Direction: Quote the lines below word for word.

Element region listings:
────────────────────
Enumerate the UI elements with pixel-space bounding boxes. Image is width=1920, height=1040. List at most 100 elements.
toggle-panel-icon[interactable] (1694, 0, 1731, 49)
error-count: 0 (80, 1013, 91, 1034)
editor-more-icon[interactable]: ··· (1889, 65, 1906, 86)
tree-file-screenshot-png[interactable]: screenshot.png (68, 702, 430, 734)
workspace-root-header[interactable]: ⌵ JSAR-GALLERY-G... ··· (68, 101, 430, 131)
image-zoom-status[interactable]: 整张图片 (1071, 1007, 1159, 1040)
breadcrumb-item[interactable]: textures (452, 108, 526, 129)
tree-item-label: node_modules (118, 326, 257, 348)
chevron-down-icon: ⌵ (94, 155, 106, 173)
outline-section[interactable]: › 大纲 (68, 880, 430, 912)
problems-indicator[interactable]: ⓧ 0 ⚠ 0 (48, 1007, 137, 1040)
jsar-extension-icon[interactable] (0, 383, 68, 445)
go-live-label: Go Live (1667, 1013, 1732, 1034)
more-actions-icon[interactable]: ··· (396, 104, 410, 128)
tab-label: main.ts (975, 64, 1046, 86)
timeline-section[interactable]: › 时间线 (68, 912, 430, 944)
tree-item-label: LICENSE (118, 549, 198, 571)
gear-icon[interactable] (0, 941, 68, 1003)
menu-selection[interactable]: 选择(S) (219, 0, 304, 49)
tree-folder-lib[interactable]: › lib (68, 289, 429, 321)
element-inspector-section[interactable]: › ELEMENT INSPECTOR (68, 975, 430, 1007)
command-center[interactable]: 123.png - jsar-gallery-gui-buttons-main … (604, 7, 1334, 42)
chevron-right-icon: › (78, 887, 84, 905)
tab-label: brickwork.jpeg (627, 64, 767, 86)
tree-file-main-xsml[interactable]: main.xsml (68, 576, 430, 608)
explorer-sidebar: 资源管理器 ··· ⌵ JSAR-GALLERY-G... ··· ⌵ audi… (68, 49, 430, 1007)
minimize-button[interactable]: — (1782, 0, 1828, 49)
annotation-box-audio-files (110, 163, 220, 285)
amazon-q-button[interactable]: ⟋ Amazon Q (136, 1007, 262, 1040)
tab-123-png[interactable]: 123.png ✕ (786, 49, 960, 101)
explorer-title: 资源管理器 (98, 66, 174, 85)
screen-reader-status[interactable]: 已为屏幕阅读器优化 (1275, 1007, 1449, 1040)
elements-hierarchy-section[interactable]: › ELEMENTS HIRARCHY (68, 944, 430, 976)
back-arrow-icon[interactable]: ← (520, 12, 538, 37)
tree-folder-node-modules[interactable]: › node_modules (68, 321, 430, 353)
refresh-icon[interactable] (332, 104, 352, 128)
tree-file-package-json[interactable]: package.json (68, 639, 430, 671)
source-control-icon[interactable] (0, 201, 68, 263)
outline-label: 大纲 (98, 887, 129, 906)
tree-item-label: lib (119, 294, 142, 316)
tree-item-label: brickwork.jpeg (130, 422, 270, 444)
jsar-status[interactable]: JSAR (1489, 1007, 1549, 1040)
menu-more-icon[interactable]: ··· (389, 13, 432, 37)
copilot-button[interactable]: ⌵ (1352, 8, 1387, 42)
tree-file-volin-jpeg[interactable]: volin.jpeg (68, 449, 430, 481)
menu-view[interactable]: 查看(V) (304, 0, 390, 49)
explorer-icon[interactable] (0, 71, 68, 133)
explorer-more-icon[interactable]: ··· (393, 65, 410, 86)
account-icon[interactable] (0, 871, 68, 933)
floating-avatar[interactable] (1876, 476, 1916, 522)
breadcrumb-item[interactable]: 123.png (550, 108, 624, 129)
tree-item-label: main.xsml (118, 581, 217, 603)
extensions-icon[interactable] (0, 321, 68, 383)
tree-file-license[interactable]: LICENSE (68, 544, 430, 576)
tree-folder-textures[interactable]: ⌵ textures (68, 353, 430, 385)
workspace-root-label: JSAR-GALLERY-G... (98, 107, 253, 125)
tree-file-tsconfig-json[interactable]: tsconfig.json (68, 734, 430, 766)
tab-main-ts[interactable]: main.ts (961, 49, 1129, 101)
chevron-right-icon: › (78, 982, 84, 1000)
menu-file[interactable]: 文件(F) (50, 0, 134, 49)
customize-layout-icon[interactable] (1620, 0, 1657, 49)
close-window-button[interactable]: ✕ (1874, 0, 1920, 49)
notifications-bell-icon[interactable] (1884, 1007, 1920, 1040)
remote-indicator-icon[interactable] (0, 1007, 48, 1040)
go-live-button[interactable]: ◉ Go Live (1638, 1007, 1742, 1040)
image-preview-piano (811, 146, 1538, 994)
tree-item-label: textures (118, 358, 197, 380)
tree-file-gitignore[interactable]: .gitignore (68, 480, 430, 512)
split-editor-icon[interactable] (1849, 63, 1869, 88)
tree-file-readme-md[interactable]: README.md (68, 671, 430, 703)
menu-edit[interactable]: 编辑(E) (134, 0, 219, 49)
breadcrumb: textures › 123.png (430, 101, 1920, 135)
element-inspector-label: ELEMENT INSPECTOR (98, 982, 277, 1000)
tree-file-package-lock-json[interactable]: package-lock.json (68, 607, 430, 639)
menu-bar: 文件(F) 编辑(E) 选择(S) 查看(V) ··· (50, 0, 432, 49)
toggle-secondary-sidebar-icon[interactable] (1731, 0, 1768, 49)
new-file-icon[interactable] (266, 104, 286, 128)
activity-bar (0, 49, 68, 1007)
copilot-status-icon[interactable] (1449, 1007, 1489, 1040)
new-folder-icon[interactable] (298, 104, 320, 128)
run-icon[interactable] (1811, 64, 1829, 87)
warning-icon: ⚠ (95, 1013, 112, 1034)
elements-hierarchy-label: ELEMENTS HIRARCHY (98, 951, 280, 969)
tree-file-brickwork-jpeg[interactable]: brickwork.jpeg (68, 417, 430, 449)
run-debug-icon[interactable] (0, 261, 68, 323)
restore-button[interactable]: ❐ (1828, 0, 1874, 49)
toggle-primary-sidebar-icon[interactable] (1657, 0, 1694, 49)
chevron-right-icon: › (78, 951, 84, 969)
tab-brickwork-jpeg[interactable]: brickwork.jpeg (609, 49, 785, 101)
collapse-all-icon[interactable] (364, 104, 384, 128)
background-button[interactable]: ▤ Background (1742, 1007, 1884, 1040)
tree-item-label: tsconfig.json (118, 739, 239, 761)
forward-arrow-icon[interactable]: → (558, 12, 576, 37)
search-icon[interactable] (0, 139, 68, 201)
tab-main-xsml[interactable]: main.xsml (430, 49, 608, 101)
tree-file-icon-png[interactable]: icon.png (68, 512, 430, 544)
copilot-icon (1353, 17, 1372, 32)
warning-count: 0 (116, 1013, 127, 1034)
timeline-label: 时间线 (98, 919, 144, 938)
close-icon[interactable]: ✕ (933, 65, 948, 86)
────────────────────
Correct result:
Enumerate the UI elements with pixel-space bounding boxes. Image is width=1920, height=1040. List at most 100 elements.
toggle-panel-icon[interactable] (1694, 0, 1731, 49)
error-count: 0 (80, 1013, 91, 1034)
editor-more-icon[interactable]: ··· (1889, 65, 1906, 86)
tree-file-screenshot-png[interactable]: screenshot.png (68, 702, 430, 734)
workspace-root-header[interactable]: ⌵ JSAR-GALLERY-G... ··· (68, 101, 430, 131)
image-zoom-status[interactable]: 整张图片 (1071, 1007, 1159, 1040)
breadcrumb-item[interactable]: textures (452, 108, 526, 129)
tree-item-label: node_modules (118, 326, 257, 348)
chevron-down-icon: ⌵ (94, 155, 106, 173)
outline-section[interactable]: › 大纲 (68, 880, 430, 912)
problems-indicator[interactable]: ⓧ 0 ⚠ 0 (48, 1007, 137, 1040)
jsar-extension-icon[interactable] (0, 383, 68, 445)
go-live-label: Go Live (1667, 1013, 1732, 1034)
more-actions-icon[interactable]: ··· (396, 104, 410, 128)
tab-label: main.ts (975, 64, 1046, 86)
timeline-section[interactable]: › 时间线 (68, 912, 430, 944)
tree-item-label: LICENSE (118, 549, 198, 571)
gear-icon[interactable] (0, 941, 68, 1003)
menu-selection[interactable]: 选择(S) (219, 0, 304, 49)
tree-folder-lib[interactable]: › lib (68, 289, 429, 321)
element-inspector-section[interactable]: › ELEMENT INSPECTOR (68, 975, 430, 1007)
command-center[interactable]: 123.png - jsar-gallery-gui-buttons-main … (604, 7, 1334, 42)
chevron-right-icon: › (78, 887, 84, 905)
tab-label: brickwork.jpeg (627, 64, 767, 86)
tree-file-main-xsml[interactable]: main.xsml (68, 576, 430, 608)
explorer-sidebar: 资源管理器 ··· ⌵ JSAR-GALLERY-G... ··· ⌵ audi… (68, 49, 430, 1007)
minimize-button[interactable]: — (1782, 0, 1828, 49)
annotation-box-audio-files (110, 163, 220, 285)
amazon-q-button[interactable]: ⟋ Amazon Q (136, 1007, 262, 1040)
tab-123-png[interactable]: 123.png ✕ (786, 49, 960, 101)
explorer-title: 资源管理器 (98, 66, 174, 85)
screen-reader-status[interactable]: 已为屏幕阅读器优化 (1275, 1007, 1449, 1040)
elements-hierarchy-section[interactable]: › ELEMENTS HIRARCHY (68, 944, 430, 976)
back-arrow-icon[interactable]: ← (520, 12, 538, 37)
tree-folder-node-modules[interactable]: › node_modules (68, 321, 430, 353)
refresh-icon[interactable] (332, 104, 352, 128)
tree-file-package-json[interactable]: package.json (68, 639, 430, 671)
source-control-icon[interactable] (0, 201, 68, 263)
outline-label: 大纲 (98, 887, 129, 906)
tree-item-label: lib (119, 294, 142, 316)
tree-item-label: brickwork.jpeg (130, 422, 270, 444)
jsar-status[interactable]: JSAR (1489, 1007, 1549, 1040)
menu-more-icon[interactable]: ··· (389, 13, 432, 37)
copilot-button[interactable]: ⌵ (1352, 8, 1387, 42)
tree-file-volin-jpeg[interactable]: volin.jpeg (68, 449, 430, 481)
menu-view[interactable]: 查看(V) (304, 0, 390, 49)
explorer-icon[interactable] (0, 71, 68, 133)
explorer-more-icon[interactable]: ··· (393, 65, 410, 86)
account-icon[interactable] (0, 871, 68, 933)
floating-avatar[interactable] (1876, 476, 1916, 522)
breadcrumb-item[interactable]: 123.png (550, 108, 624, 129)
tree-item-label: main.xsml (118, 581, 217, 603)
extensions-icon[interactable] (0, 321, 68, 383)
tree-file-license[interactable]: LICENSE (68, 544, 430, 576)
tree-folder-textures[interactable]: ⌵ textures (68, 353, 430, 385)
workspace-root-label: JSAR-GALLERY-G... (98, 107, 253, 125)
tree-file-tsconfig-json[interactable]: tsconfig.json (68, 734, 430, 766)
tab-main-ts[interactable]: main.ts (961, 49, 1129, 101)
chevron-right-icon: › (78, 982, 84, 1000)
menu-file[interactable]: 文件(F) (50, 0, 134, 49)
customize-layout-icon[interactable] (1620, 0, 1657, 49)
close-window-button[interactable]: ✕ (1874, 0, 1920, 49)
notifications-bell-icon[interactable] (1884, 1007, 1920, 1040)
remote-indicator-icon[interactable] (0, 1007, 48, 1040)
go-live-button[interactable]: ◉ Go Live (1638, 1007, 1742, 1040)
image-preview-piano (811, 146, 1538, 994)
tree-item-label: textures (118, 358, 197, 380)
tree-file-gitignore[interactable]: .gitignore (68, 480, 430, 512)
split-editor-icon[interactable] (1849, 63, 1869, 88)
tree-file-readme-md[interactable]: README.md (68, 671, 430, 703)
menu-edit[interactable]: 编辑(E) (134, 0, 219, 49)
breadcrumb: textures › 123.png (430, 101, 1920, 135)
element-inspector-label: ELEMENT INSPECTOR (98, 982, 277, 1000)
tree-file-package-lock-json[interactable]: package-lock.json (68, 607, 430, 639)
menu-bar: 文件(F) 编辑(E) 选择(S) 查看(V) ··· (50, 0, 432, 49)
toggle-secondary-sidebar-icon[interactable] (1731, 0, 1768, 49)
new-file-icon[interactable] (266, 104, 286, 128)
activity-bar (0, 49, 68, 1007)
copilot-status-icon[interactable] (1449, 1007, 1489, 1040)
new-folder-icon[interactable] (298, 104, 320, 128)
run-icon[interactable] (1811, 64, 1829, 87)
warning-icon: ⚠ (95, 1013, 112, 1034)
elements-hierarchy-label: ELEMENTS HIRARCHY (98, 951, 280, 969)
tree-file-brickwork-jpeg[interactable]: brickwork.jpeg (68, 417, 430, 449)
run-debug-icon[interactable] (0, 261, 68, 323)
restore-button[interactable]: ❐ (1828, 0, 1874, 49)
toggle-primary-sidebar-icon[interactable] (1657, 0, 1694, 49)
chevron-right-icon: › (78, 951, 84, 969)
tab-brickwork-jpeg[interactable]: brickwork.jpeg (609, 49, 785, 101)
collapse-all-icon[interactable] (364, 104, 384, 128)
background-button[interactable]: ▤ Background (1742, 1007, 1884, 1040)
tree-item-label: tsconfig.json (118, 739, 239, 761)
forward-arrow-icon[interactable]: → (558, 12, 576, 37)
search-icon[interactable] (0, 139, 68, 201)
tab-main-xsml[interactable]: main.xsml (430, 49, 608, 101)
tree-file-icon-png[interactable]: icon.png (68, 512, 430, 544)
copilot-icon (1353, 17, 1372, 32)
warning-count: 0 (116, 1013, 127, 1034)
timeline-label: 时间线 (98, 919, 144, 938)
close-icon[interactable]: ✕ (933, 65, 948, 86)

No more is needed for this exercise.